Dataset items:
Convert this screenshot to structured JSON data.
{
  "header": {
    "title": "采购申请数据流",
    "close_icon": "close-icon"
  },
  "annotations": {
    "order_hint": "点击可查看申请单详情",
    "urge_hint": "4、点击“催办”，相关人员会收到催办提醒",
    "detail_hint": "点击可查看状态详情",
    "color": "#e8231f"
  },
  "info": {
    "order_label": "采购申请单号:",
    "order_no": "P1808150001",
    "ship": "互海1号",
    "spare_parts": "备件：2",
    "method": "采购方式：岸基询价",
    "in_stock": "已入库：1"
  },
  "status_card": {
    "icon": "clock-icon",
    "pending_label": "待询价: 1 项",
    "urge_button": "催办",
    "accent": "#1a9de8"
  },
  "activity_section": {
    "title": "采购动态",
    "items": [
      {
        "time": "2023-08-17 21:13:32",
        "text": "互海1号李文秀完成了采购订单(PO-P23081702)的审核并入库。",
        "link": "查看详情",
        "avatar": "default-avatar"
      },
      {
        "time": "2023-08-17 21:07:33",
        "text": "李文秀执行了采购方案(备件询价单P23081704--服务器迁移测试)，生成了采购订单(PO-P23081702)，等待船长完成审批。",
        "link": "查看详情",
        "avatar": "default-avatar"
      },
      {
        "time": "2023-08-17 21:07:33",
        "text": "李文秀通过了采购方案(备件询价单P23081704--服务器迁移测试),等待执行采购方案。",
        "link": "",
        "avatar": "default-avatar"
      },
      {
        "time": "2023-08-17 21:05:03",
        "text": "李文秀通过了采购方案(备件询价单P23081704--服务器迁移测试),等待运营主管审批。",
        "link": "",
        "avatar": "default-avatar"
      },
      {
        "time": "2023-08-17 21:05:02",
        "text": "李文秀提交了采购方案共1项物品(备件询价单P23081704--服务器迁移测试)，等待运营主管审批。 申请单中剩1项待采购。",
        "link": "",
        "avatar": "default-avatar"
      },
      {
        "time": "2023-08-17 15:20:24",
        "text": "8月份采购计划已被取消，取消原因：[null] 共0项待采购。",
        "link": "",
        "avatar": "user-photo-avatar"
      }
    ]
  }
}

GIVEN EXERCISE: Please quote the records above exactly, without skipping a line.

SOLUTION TO THE PROBLEM:
Convert this screenshot to structured JSON data.
{
  "header": {
    "title": "采购申请数据流",
    "close_icon": "close-icon"
  },
  "annotations": {
    "order_hint": "点击可查看申请单详情",
    "urge_hint": "4、点击“催办”，相关人员会收到催办提醒",
    "detail_hint": "点击可查看状态详情",
    "color": "#e8231f"
  },
  "info": {
    "order_label": "采购申请单号:",
    "order_no": "P1808150001",
    "ship": "互海1号",
    "spare_parts": "备件：2",
    "method": "采购方式：岸基询价",
    "in_stock": "已入库：1"
  },
  "status_card": {
    "icon": "clock-icon",
    "pending_label": "待询价: 1 项",
    "urge_button": "催办",
    "accent": "#1a9de8"
  },
  "activity_section": {
    "title": "采购动态",
    "items": [
      {
        "time": "2023-08-17 21:13:32",
        "text": "互海1号李文秀完成了采购订单(PO-P23081702)的审核并入库。",
        "link": "查看详情",
        "avatar": "default-avatar"
      },
      {
        "time": "2023-08-17 21:07:33",
        "text": "李文秀执行了采购方案(备件询价单P23081704--服务器迁移测试)，生成了采购订单(PO-P23081702)，等待船长完成审批。",
        "link": "查看详情",
        "avatar": "default-avatar"
      },
      {
        "time": "2023-08-17 21:07:33",
        "text": "李文秀通过了采购方案(备件询价单P23081704--服务器迁移测试),等待执行采购方案。",
        "link": "",
        "avatar": "default-avatar"
      },
      {
        "time": "2023-08-17 21:05:03",
        "text": "李文秀通过了采购方案(备件询价单P23081704--服务器迁移测试),等待运营主管审批。",
        "link": "",
        "avatar": "default-avatar"
      },
      {
        "time": "2023-08-17 21:05:02",
        "text": "李文秀提交了采购方案共1项物品(备件询价单P23081704--服务器迁移测试)，等待运营主管审批。 申请单中剩1项待采购。",
        "link": "",
        "avatar": "default-avatar"
      },
      {
        "time": "2023-08-17 15:20:24",
        "text": "8月份采购计划已被取消，取消原因：[null] 共0项待采购。",
        "link": "",
        "avatar": "user-photo-avatar"
      }
    ]
  }
}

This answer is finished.